Directive
Set down the data below without change, skipping the pictures it holds.
+++ Entries
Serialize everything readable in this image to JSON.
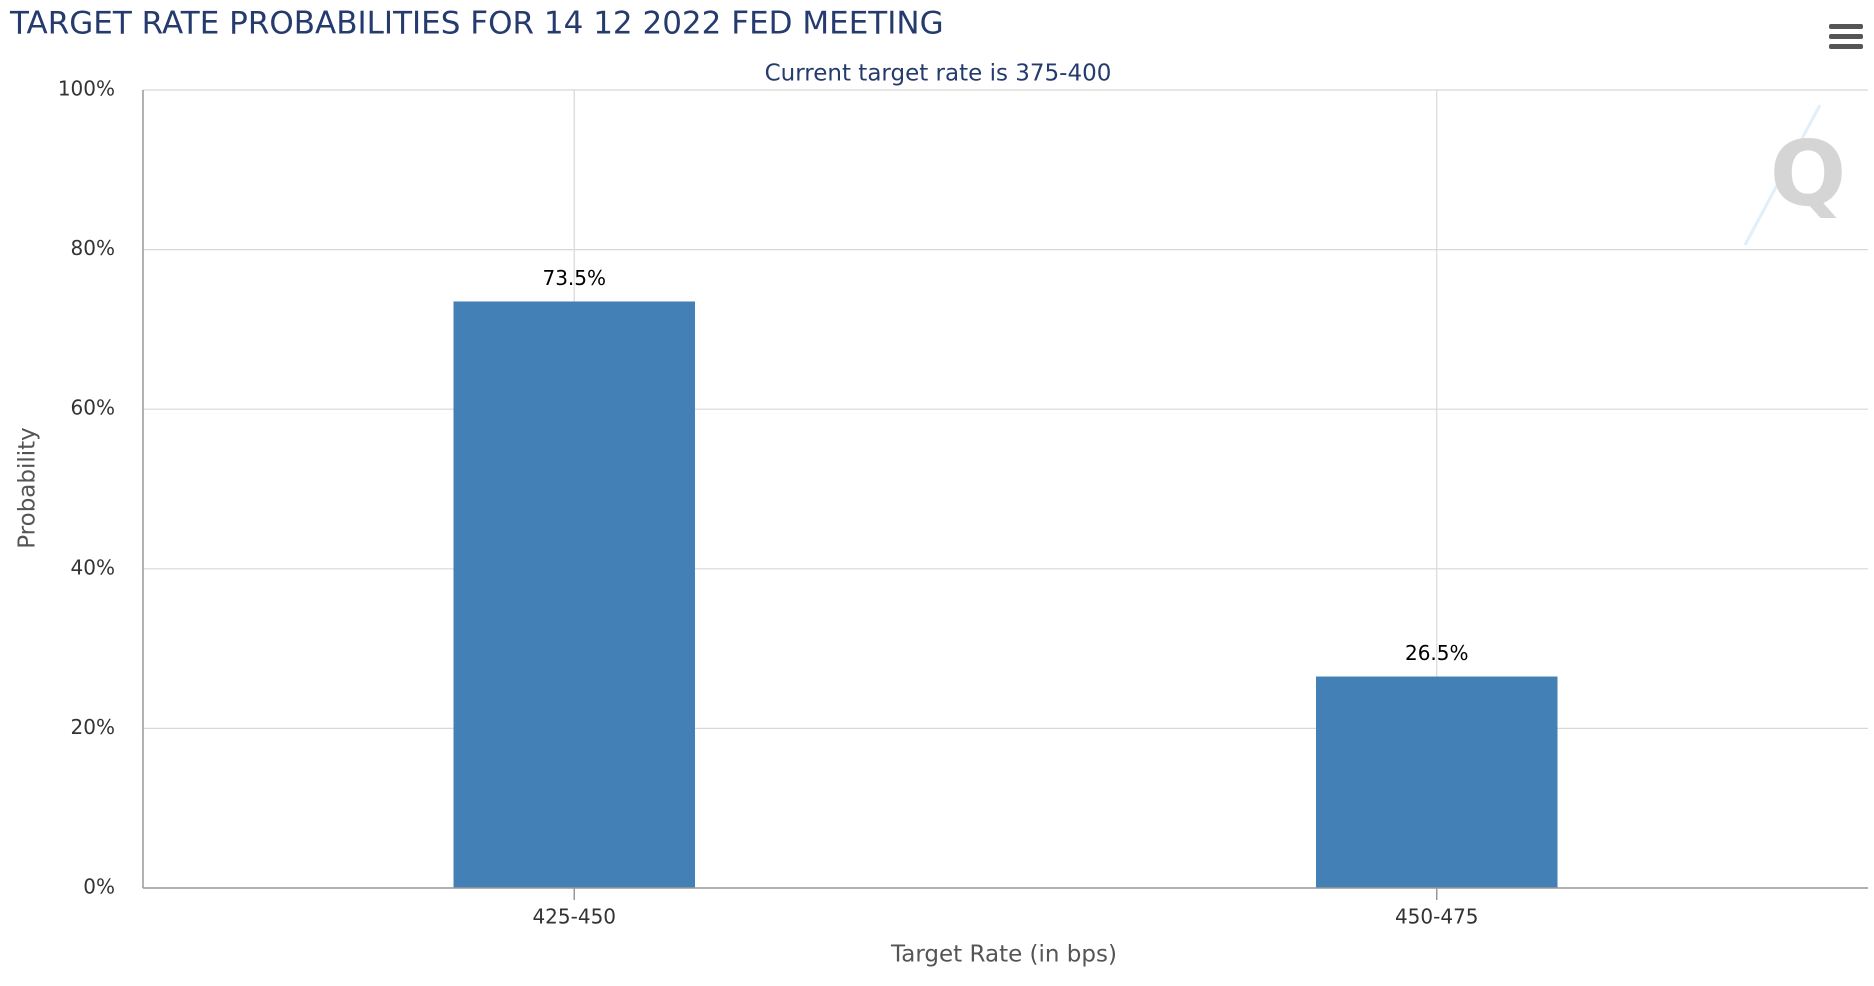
{
  "chart_data": {
    "type": "bar",
    "title": "TARGET RATE PROBABILITIES FOR 14 12 2022 FED MEETING",
    "subtitle": "Current target rate is 375-400",
    "x_label": "Target Rate (in bps)",
    "y_label": "Probability",
    "categories": [
      "425-450",
      "450-475"
    ],
    "values": [
      73.5,
      26.5
    ],
    "value_labels": [
      "73.5%",
      "26.5%"
    ],
    "color": "#4380b5",
    "ylim": [
      0,
      100
    ],
    "yticks": [
      {
        "value": 0,
        "label": "0%"
      },
      {
        "value": 20,
        "label": "20%"
      },
      {
        "value": 40,
        "label": "40%"
      },
      {
        "value": 60,
        "label": "60%"
      },
      {
        "value": 80,
        "label": "80%"
      },
      {
        "value": 100,
        "label": "100%"
      }
    ],
    "grid": true
  }
}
++++++
Final result
Serialize everything readable in this image to JSON.
{
  "chart_data": {
    "type": "bar",
    "title": "TARGET RATE PROBABILITIES FOR 14 12 2022 FED MEETING",
    "subtitle": "Current target rate is 375-400",
    "x_label": "Target Rate (in bps)",
    "y_label": "Probability",
    "categories": [
      "425-450",
      "450-475"
    ],
    "values": [
      73.5,
      26.5
    ],
    "value_labels": [
      "73.5%",
      "26.5%"
    ],
    "color": "#4380b5",
    "ylim": [
      0,
      100
    ],
    "yticks": [
      {
        "value": 0,
        "label": "0%"
      },
      {
        "value": 20,
        "label": "20%"
      },
      {
        "value": 40,
        "label": "40%"
      },
      {
        "value": 60,
        "label": "60%"
      },
      {
        "value": 80,
        "label": "80%"
      },
      {
        "value": 100,
        "label": "100%"
      }
    ],
    "grid": true
  }
}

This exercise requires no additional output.